## [THE RECORDS]
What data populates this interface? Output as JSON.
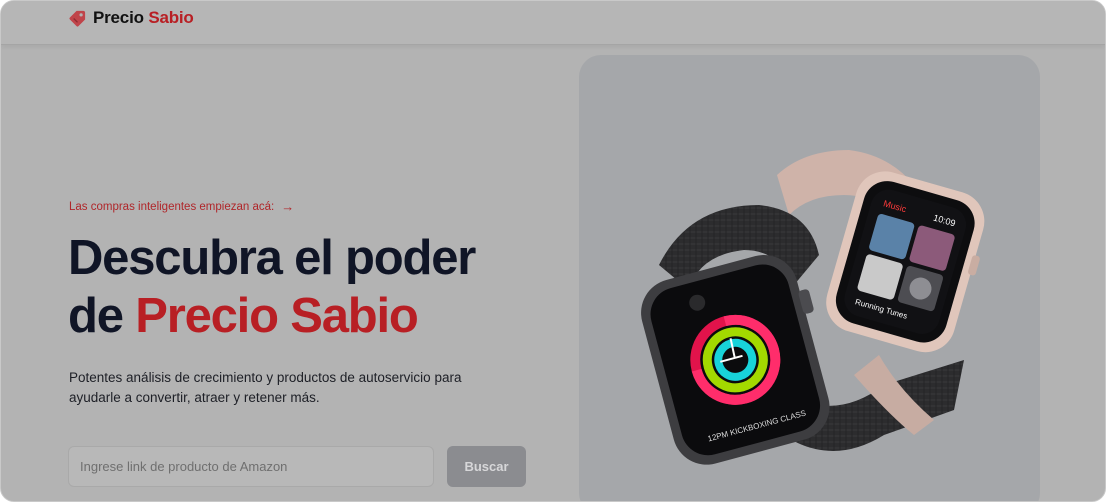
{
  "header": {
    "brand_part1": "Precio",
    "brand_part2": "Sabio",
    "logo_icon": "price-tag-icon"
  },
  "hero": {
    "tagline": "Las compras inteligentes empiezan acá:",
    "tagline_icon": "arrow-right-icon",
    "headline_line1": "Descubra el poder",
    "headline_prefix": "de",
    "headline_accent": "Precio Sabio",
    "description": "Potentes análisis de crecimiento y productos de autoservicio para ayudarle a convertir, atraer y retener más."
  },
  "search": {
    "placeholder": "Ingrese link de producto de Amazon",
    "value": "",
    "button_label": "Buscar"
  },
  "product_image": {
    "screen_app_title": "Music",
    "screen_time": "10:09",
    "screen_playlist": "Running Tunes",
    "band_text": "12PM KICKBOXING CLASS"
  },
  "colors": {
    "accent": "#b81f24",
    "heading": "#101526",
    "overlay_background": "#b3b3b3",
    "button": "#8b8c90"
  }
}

## [STATED PROBLEM]
Write out the listing above again, exactly, but with no pictures in the copy.

## [ANSWER TO THIS PROBLEM]
What data populates this interface? Output as JSON.
{
  "header": {
    "brand_part1": "Precio",
    "brand_part2": "Sabio",
    "logo_icon": "price-tag-icon"
  },
  "hero": {
    "tagline": "Las compras inteligentes empiezan acá:",
    "tagline_icon": "arrow-right-icon",
    "headline_line1": "Descubra el poder",
    "headline_prefix": "de",
    "headline_accent": "Precio Sabio",
    "description": "Potentes análisis de crecimiento y productos de autoservicio para ayudarle a convertir, atraer y retener más."
  },
  "search": {
    "placeholder": "Ingrese link de producto de Amazon",
    "value": "",
    "button_label": "Buscar"
  },
  "product_image": {
    "screen_app_title": "Music",
    "screen_time": "10:09",
    "screen_playlist": "Running Tunes",
    "band_text": "12PM KICKBOXING CLASS"
  },
  "colors": {
    "accent": "#b81f24",
    "heading": "#101526",
    "overlay_background": "#b3b3b3",
    "button": "#8b8c90"
  }
}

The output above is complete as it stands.